=== Data to use ===

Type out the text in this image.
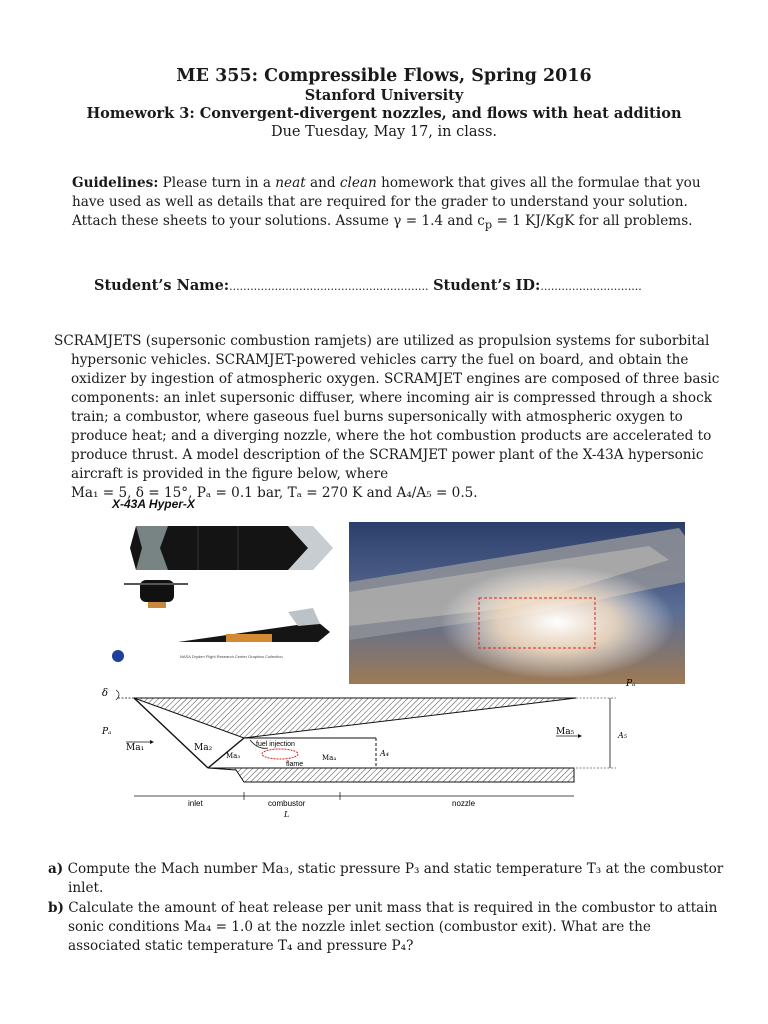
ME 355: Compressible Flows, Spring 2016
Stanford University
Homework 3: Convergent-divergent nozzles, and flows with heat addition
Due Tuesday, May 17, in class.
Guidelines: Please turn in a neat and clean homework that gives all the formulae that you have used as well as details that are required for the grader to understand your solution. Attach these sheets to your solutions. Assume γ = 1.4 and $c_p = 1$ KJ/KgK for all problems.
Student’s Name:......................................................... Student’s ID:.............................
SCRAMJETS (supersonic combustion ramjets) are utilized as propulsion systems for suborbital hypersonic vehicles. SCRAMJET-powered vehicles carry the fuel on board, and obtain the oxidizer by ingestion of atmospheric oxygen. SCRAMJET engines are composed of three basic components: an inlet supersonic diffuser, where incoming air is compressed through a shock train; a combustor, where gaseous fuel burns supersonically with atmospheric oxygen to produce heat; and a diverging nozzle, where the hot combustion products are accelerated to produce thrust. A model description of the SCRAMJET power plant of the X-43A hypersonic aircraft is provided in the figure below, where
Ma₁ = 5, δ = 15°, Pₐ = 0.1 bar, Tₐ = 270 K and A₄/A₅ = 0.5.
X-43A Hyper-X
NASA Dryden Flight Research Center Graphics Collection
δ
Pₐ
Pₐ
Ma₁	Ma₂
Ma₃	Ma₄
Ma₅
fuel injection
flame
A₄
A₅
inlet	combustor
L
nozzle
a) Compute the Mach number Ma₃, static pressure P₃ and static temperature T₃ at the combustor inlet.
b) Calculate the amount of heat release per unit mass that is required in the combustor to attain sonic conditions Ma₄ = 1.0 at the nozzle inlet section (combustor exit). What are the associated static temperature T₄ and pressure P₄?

===

What to produce: Repeat the material above in full and unchanged, minus its images.

Reply to the task:
Type out the text in this image.
ME 355: Compressible Flows, Spring 2016
Stanford University
Homework 3: Convergent-divergent nozzles, and flows with heat addition
Due Tuesday, May 17, in class.
Guidelines: Please turn in a neat and clean homework that gives all the formulae that you have used as well as details that are required for the grader to understand your solution. Attach these sheets to your solutions. Assume γ = 1.4 and $c_p = 1$ KJ/KgK for all problems.
Student’s Name:......................................................... Student’s ID:.............................
SCRAMJETS (supersonic combustion ramjets) are utilized as propulsion systems for suborbital hypersonic vehicles. SCRAMJET-powered vehicles carry the fuel on board, and obtain the oxidizer by ingestion of atmospheric oxygen. SCRAMJET engines are composed of three basic components: an inlet supersonic diffuser, where incoming air is compressed through a shock train; a combustor, where gaseous fuel burns supersonically with atmospheric oxygen to produce heat; and a diverging nozzle, where the hot combustion products are accelerated to produce thrust. A model description of the SCRAMJET power plant of the X-43A hypersonic aircraft is provided in the figure below, where
Ma₁ = 5, δ = 15°, Pₐ = 0.1 bar, Tₐ = 270 K and A₄/A₅ = 0.5.
X-43A Hyper-X
NASA Dryden Flight Research Center Graphics Collection
δ
Pₐ
Pₐ
Ma₁	Ma₂
Ma₃	Ma₄
Ma₅
fuel injection
flame
A₄
A₅
inlet	combustor
L
nozzle
a) Compute the Mach number Ma₃, static pressure P₃ and static temperature T₃ at the combustor inlet.
b) Calculate the amount of heat release per unit mass that is required in the combustor to attain sonic conditions Ma₄ = 1.0 at the nozzle inlet section (combustor exit). What are the associated static temperature T₄ and pressure P₄?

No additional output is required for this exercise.